┌────────
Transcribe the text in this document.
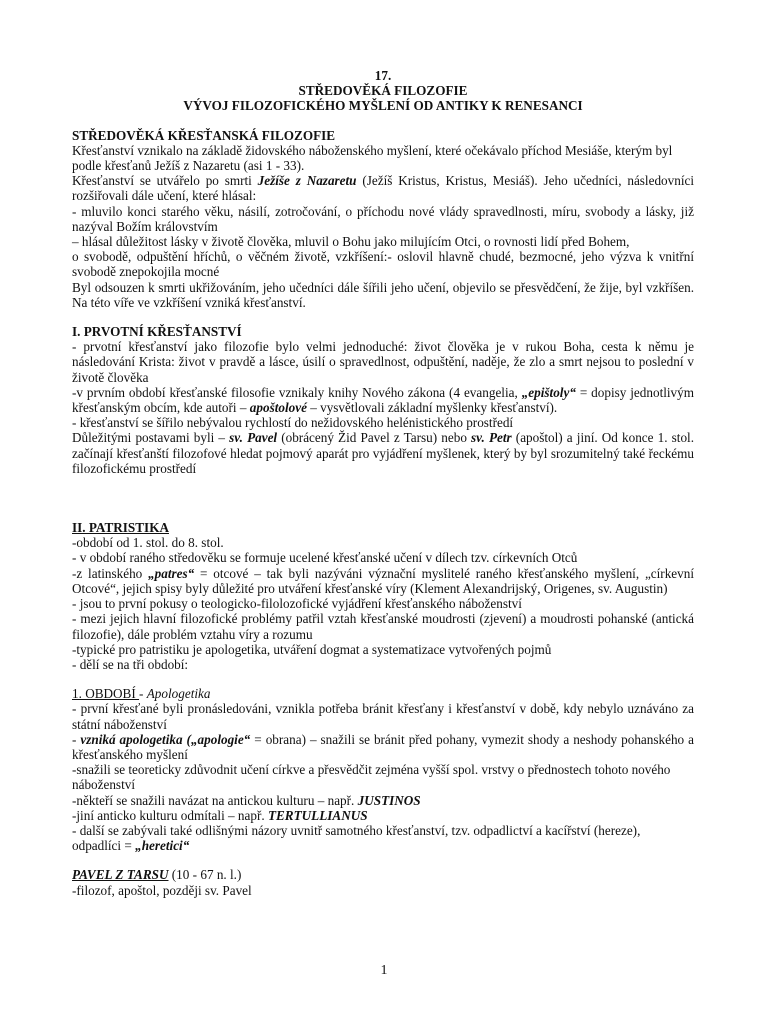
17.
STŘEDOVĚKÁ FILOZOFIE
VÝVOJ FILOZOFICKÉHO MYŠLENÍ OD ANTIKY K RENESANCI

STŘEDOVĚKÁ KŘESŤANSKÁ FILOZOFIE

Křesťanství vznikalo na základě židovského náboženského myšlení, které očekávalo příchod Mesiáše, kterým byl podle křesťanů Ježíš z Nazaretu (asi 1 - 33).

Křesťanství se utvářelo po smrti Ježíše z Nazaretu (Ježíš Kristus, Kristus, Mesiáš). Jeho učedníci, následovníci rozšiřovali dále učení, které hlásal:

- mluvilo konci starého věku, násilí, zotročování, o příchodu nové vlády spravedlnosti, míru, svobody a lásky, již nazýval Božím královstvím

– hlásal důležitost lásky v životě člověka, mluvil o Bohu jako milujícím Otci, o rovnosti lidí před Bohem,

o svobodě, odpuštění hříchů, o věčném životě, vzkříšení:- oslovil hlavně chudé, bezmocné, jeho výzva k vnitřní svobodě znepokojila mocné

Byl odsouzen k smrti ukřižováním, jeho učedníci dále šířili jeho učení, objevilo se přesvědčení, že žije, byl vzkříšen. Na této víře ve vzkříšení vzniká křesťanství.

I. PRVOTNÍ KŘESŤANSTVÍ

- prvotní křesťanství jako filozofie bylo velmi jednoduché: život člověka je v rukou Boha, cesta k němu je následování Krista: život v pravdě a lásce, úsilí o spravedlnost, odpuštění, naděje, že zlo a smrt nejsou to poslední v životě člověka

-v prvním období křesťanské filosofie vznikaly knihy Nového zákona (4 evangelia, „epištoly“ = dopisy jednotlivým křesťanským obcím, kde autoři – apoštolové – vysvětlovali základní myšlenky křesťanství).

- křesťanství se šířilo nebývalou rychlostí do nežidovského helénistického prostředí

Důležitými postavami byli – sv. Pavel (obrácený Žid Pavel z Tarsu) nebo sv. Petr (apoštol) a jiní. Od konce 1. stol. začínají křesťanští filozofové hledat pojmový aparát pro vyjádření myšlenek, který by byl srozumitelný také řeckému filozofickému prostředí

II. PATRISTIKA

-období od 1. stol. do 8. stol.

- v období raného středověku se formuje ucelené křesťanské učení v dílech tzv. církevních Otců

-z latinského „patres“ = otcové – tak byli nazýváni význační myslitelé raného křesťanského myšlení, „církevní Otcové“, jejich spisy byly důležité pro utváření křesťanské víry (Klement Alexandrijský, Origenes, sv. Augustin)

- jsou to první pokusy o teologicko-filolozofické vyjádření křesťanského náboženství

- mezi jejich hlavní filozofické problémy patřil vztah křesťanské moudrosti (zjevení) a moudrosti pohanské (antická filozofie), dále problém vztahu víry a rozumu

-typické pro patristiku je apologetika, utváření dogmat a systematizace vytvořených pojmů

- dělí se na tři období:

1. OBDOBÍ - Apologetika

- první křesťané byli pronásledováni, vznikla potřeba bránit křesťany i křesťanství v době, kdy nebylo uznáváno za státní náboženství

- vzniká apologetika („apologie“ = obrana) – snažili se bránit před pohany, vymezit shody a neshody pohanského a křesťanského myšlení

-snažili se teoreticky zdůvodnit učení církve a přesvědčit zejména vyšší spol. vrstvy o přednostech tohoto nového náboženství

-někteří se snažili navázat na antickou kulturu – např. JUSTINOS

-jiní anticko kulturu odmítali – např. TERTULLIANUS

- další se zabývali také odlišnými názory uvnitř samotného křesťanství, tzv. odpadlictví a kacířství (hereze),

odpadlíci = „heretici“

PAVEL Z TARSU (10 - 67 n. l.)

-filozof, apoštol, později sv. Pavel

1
└────────
Work required | Search the records for the word "lásky" and copy every line where it occurs.

Exercise solution |
- mluvilo konci starého věku, násilí, zotročování, o příchodu nové vlády spravedlnosti, míru, svobody a lásky, již nazýval Božím královstvím
– hlásal důležitost lásky v životě člověka, mluvil o Bohu jako milujícím Otci, o rovnosti lidí před Bohem,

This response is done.